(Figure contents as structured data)

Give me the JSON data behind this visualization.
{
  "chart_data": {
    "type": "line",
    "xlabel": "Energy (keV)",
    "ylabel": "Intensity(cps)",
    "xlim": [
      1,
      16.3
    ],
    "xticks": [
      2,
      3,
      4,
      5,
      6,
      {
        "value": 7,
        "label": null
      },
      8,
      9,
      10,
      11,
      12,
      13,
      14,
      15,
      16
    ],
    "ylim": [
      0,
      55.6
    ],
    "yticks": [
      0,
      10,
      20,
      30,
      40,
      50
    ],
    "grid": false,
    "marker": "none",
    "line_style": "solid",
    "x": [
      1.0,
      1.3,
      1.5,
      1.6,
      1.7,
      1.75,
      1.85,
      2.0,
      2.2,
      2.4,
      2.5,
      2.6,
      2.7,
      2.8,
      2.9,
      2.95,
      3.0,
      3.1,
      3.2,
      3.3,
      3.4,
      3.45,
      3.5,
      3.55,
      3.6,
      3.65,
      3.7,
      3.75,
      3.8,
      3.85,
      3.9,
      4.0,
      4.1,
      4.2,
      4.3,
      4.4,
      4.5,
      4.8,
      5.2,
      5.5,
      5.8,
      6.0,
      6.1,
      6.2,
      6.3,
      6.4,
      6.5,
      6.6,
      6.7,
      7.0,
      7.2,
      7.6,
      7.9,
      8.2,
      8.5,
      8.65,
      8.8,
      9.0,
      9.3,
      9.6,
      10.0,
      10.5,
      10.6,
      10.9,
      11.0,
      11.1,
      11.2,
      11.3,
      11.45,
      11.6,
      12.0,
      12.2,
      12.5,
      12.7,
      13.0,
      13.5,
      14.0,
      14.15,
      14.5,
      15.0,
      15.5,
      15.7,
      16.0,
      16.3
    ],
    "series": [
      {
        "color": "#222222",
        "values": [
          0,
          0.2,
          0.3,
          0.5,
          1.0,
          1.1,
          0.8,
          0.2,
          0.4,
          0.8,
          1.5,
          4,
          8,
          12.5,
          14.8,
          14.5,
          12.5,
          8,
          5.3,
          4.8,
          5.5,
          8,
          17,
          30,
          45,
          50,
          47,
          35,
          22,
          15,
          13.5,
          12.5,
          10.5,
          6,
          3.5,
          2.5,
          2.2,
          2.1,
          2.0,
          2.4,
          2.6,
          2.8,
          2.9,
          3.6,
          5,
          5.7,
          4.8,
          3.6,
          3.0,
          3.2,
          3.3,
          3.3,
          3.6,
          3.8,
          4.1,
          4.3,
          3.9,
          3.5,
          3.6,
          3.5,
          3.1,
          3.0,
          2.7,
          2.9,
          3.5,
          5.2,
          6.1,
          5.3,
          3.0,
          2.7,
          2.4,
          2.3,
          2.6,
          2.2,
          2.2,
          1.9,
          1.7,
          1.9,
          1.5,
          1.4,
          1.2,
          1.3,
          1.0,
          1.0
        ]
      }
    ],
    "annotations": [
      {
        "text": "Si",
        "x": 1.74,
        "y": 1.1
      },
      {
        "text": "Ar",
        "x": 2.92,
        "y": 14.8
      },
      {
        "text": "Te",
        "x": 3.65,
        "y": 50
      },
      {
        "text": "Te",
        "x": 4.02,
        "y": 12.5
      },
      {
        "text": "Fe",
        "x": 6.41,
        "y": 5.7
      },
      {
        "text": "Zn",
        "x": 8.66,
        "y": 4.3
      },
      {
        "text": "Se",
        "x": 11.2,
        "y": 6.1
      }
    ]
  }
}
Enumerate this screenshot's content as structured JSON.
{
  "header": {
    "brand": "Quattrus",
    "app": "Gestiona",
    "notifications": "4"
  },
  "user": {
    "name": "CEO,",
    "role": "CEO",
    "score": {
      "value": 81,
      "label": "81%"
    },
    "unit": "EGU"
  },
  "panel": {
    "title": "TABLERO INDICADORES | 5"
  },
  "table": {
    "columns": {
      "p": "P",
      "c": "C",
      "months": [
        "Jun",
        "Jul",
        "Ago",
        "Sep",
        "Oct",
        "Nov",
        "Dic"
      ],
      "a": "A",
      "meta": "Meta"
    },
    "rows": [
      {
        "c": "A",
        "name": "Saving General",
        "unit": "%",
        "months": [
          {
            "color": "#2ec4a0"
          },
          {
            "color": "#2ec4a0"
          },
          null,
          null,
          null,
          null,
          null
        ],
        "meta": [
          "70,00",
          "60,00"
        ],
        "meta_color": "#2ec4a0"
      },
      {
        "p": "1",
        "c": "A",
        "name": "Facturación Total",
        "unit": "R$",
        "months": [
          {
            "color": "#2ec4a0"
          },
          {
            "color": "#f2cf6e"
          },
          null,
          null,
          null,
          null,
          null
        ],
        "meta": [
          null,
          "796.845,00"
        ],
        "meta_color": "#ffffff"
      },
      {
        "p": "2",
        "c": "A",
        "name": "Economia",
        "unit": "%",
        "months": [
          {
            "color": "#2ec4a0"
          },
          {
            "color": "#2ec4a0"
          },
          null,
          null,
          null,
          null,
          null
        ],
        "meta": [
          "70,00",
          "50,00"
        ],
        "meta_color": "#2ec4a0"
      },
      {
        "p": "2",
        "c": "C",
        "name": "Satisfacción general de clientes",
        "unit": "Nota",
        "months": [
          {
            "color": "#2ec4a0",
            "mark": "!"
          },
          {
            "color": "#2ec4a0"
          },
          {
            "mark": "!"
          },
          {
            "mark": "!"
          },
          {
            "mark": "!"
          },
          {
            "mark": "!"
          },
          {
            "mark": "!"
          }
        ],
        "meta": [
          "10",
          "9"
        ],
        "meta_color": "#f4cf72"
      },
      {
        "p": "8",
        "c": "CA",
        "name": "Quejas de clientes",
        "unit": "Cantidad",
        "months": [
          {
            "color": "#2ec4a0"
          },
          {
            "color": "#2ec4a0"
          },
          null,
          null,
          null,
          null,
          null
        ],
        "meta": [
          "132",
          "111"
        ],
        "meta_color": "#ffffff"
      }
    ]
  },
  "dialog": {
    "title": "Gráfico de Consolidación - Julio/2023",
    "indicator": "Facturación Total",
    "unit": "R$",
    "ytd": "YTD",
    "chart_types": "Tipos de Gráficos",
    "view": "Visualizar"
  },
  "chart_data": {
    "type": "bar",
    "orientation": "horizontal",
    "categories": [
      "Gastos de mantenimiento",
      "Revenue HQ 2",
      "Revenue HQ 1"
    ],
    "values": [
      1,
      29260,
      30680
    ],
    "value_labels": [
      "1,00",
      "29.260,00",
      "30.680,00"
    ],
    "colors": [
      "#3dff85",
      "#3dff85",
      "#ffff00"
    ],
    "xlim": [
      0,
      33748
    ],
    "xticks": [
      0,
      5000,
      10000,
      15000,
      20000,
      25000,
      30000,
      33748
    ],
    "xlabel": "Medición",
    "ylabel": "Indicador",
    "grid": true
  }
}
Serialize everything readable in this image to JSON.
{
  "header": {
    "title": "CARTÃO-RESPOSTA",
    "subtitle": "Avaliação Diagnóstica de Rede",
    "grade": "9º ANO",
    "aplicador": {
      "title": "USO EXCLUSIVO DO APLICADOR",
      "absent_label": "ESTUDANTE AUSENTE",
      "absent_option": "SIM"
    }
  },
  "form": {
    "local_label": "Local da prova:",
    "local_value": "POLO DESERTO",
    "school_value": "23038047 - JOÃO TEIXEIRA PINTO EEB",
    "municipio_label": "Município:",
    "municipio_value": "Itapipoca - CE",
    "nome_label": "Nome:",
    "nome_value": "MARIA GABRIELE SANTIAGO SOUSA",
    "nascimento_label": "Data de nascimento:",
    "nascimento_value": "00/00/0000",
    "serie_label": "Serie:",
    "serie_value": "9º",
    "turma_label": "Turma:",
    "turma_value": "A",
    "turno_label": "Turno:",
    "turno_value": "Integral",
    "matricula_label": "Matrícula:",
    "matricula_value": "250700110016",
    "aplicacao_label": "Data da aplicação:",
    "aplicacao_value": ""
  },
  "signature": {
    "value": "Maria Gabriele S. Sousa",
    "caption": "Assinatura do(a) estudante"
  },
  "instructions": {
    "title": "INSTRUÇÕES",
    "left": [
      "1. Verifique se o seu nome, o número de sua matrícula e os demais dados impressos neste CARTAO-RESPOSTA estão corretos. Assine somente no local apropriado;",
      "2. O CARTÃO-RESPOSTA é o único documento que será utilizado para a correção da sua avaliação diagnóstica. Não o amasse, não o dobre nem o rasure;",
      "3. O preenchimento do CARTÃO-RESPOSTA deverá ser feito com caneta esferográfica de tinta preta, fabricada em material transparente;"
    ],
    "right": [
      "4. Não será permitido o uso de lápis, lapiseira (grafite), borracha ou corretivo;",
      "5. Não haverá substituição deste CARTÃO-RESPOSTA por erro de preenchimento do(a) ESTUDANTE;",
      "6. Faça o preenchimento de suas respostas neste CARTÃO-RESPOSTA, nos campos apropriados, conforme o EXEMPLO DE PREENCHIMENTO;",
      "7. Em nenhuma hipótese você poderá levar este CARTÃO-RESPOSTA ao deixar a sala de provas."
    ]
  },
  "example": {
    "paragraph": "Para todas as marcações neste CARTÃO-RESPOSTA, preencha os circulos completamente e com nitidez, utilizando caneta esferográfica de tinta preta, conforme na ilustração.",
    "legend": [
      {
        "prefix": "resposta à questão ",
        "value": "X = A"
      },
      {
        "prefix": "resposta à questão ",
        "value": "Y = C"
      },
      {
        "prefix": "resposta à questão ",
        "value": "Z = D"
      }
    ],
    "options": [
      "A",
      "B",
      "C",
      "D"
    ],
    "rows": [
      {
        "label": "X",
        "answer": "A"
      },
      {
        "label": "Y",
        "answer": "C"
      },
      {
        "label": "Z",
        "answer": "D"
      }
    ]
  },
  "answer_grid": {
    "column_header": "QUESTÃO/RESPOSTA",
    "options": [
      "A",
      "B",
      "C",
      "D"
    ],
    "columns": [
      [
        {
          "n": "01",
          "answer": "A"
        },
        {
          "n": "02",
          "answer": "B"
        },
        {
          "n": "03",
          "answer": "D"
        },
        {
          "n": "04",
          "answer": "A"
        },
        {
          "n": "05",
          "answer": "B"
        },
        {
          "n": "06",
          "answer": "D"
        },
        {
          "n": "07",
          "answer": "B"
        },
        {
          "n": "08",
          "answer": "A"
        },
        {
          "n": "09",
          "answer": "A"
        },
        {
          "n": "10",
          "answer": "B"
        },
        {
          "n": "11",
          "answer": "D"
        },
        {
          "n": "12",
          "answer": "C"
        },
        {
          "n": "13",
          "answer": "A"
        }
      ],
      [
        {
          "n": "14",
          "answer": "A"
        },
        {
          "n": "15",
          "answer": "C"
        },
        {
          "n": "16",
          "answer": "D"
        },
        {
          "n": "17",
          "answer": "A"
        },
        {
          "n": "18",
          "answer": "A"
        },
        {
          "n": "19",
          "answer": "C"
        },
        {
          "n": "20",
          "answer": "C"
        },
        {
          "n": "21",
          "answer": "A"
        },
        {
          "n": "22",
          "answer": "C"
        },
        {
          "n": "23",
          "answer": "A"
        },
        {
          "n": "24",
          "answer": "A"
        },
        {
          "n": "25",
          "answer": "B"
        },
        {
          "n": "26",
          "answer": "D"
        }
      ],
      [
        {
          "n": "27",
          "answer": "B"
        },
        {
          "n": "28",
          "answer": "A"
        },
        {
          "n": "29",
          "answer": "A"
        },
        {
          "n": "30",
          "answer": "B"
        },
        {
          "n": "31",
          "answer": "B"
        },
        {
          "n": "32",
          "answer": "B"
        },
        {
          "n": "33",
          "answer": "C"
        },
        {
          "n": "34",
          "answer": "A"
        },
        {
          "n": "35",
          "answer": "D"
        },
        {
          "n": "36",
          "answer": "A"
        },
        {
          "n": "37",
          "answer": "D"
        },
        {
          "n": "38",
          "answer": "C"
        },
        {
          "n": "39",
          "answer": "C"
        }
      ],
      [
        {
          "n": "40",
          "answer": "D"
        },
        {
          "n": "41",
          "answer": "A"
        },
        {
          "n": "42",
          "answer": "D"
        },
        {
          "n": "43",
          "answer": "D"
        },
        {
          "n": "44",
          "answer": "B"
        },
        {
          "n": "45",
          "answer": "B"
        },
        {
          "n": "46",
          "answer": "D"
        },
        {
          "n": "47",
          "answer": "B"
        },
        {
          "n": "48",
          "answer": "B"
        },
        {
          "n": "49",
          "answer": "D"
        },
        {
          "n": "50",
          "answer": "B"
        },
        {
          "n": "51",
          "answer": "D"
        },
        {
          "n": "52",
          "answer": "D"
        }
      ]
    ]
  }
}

_WHAT TO WORK ON:_ Report every line in the data above in which the word "Facturación" appears.

_EXERCISE OUTPUT:_
        "name": "Facturación Total",
    "indicator": "Facturación Total",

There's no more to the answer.